TASK BRIEF: Give every line below again, exactly.

------------------------------------------------

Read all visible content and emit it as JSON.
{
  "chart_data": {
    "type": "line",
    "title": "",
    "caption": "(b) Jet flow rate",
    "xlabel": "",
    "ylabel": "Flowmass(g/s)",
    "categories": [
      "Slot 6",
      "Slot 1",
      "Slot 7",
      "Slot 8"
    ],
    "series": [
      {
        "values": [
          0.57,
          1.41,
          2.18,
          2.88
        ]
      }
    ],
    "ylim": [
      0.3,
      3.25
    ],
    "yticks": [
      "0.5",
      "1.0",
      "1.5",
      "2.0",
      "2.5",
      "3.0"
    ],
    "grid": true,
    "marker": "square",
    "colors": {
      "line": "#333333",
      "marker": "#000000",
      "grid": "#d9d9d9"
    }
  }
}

------------------------------------------------

CORRECT RESULT:
Read all visible content and emit it as JSON.
{
  "chart_data": {
    "type": "line",
    "title": "",
    "caption": "(b) Jet flow rate",
    "xlabel": "",
    "ylabel": "Flowmass(g/s)",
    "categories": [
      "Slot 6",
      "Slot 1",
      "Slot 7",
      "Slot 8"
    ],
    "series": [
      {
        "values": [
          0.57,
          1.41,
          2.18,
          2.88
        ]
      }
    ],
    "ylim": [
      0.3,
      3.25
    ],
    "yticks": [
      "0.5",
      "1.0",
      "1.5",
      "2.0",
      "2.5",
      "3.0"
    ],
    "grid": true,
    "marker": "square",
    "colors": {
      "line": "#333333",
      "marker": "#000000",
      "grid": "#d9d9d9"
    }
  }
}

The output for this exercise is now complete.